WHAT TO PRODUCE: Below are the entries; count the lines in them that contain the word "this" and give only the number.

──────── PROVIDED ENTRIES ────────

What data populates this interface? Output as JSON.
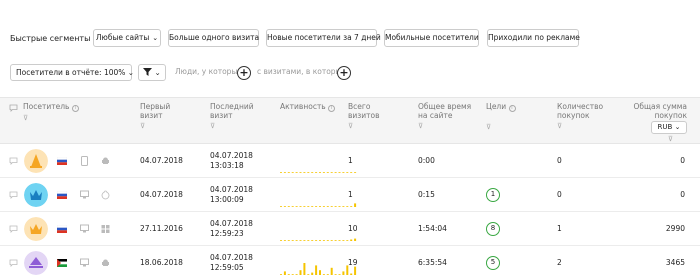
{
  "segments": {
    "label": "Быстрые сегменты",
    "buttons": [
      "Любые сайты",
      "Больше одного визита",
      "Новые посетители за 7 дней",
      "Мобильные посетители",
      "Приходили по рекламе"
    ]
  },
  "filters": {
    "visitors_in_report": "Посетители в отчёте: 100%",
    "people_who": "Люди, у которых",
    "with_visits_where": "с визитами, в которых"
  },
  "table": {
    "headers": {
      "visitor": "Посетитель",
      "first_visit": "Первый визит",
      "last_visit": "Последний визит",
      "activity": "Активность",
      "total_visits": "Всего визитов",
      "total_time": "Общее время на сайте",
      "goals": "Цели",
      "purchases": "Количество покупок",
      "sum": "Общая сумма покупок",
      "currency": "RUB"
    },
    "rows": [
      {
        "first": "04.07.2018",
        "last_date": "04.07.2018",
        "last_time": "13:03:18",
        "visits": "1",
        "time": "0:00",
        "goals": "",
        "purchases": "0",
        "sum": "0",
        "avatar_color": "#fde3b5",
        "icon_color": "#f5a623",
        "spark": [
          0,
          0,
          0,
          0,
          0,
          0,
          0,
          0,
          0,
          0,
          0,
          0,
          0,
          0,
          0,
          0,
          0,
          0,
          0,
          0
        ]
      },
      {
        "first": "04.07.2018",
        "last_date": "04.07.2018",
        "last_time": "13:00:09",
        "visits": "1",
        "time": "0:15",
        "goals": "1",
        "purchases": "0",
        "sum": "0",
        "avatar_color": "#6fd3f2",
        "icon_color": "#1a7fc0",
        "spark": [
          0,
          0,
          0,
          0,
          0,
          0,
          0,
          0,
          0,
          0,
          0,
          0,
          0,
          0,
          0,
          0,
          0,
          0,
          0,
          3
        ]
      },
      {
        "first": "27.11.2016",
        "last_date": "04.07.2018",
        "last_time": "12:59:23",
        "visits": "10",
        "time": "1:54:04",
        "goals": "8",
        "purchases": "1",
        "sum": "2990",
        "avatar_color": "#fde3b5",
        "icon_color": "#f5a623",
        "spark": [
          0,
          0,
          0,
          0,
          0,
          0,
          0,
          0,
          0,
          0,
          0,
          0,
          0,
          0,
          0,
          0,
          0,
          0,
          1,
          2
        ]
      },
      {
        "first": "18.06.2018",
        "last_date": "04.07.2018",
        "last_time": "12:59:05",
        "visits": "19",
        "time": "6:35:54",
        "goals": "5",
        "purchases": "2",
        "sum": "3465",
        "avatar_color": "#e3d6f5",
        "icon_color": "#8e5cd6",
        "spark": [
          0,
          3,
          0,
          0,
          0,
          4,
          10,
          0,
          2,
          8,
          4,
          0,
          0,
          6,
          0,
          0,
          3,
          8,
          1,
          7
        ]
      }
    ]
  },
  "colors": {
    "spark": "#f5c400",
    "goal_ring": "#3aa843",
    "header_bg": "#f5f5f5"
  }
}
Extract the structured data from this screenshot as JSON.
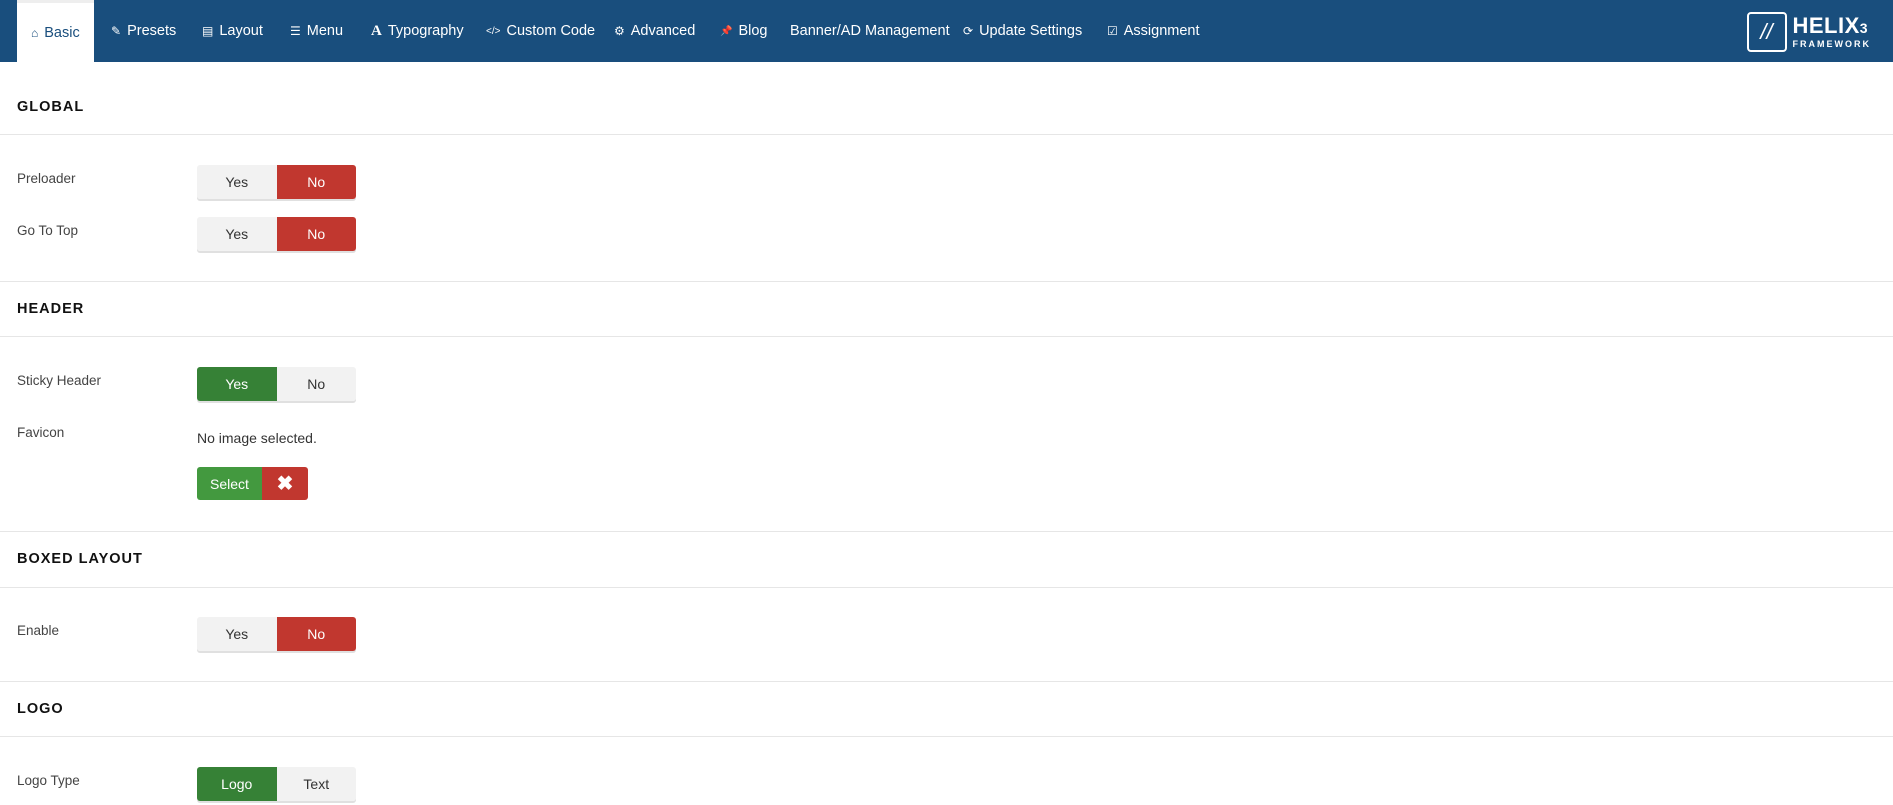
{
  "nav": {
    "tabs": [
      {
        "label": "Basic",
        "icon": "⌂"
      },
      {
        "label": "Presets",
        "icon": "✎"
      },
      {
        "label": "Layout",
        "icon": "▤"
      },
      {
        "label": "Menu",
        "icon": "☰"
      },
      {
        "label": "Typography",
        "icon": "A"
      },
      {
        "label": "Custom Code",
        "icon": "</>"
      },
      {
        "label": "Advanced",
        "icon": "⚙"
      },
      {
        "label": "Blog",
        "icon": "📌"
      },
      {
        "label": "Banner/AD Management",
        "icon": ""
      },
      {
        "label": "Update Settings",
        "icon": "⟳"
      },
      {
        "label": "Assignment",
        "icon": "☑"
      }
    ],
    "logo": {
      "title": "HELIX",
      "version": "3",
      "subtitle": "FRAMEWORK"
    }
  },
  "sections": {
    "global": "GLOBAL",
    "header": "HEADER",
    "boxed": "BOXED LAYOUT",
    "logo": "LOGO"
  },
  "fields": {
    "preloader": {
      "label": "Preloader",
      "yes": "Yes",
      "no": "No",
      "value": "No"
    },
    "gototop": {
      "label": "Go To Top",
      "yes": "Yes",
      "no": "No",
      "value": "No"
    },
    "sticky": {
      "label": "Sticky Header",
      "yes": "Yes",
      "no": "No",
      "value": "Yes"
    },
    "favicon": {
      "label": "Favicon",
      "status": "No image selected.",
      "select": "Select",
      "clear": "✖"
    },
    "boxed": {
      "label": "Enable",
      "yes": "Yes",
      "no": "No",
      "value": "No"
    },
    "logotype": {
      "label": "Logo Type",
      "opt1": "Logo",
      "opt2": "Text",
      "value": "Logo"
    }
  }
}
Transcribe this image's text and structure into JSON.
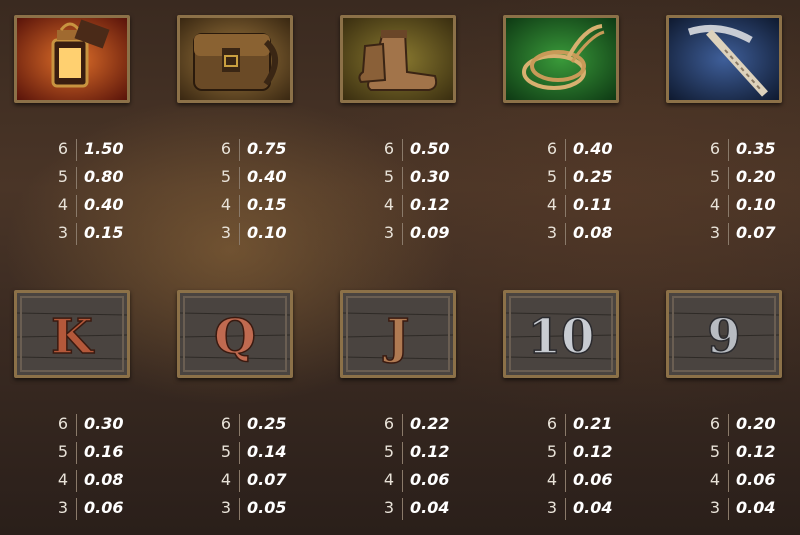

────────

FINISHED EXERCISE: 3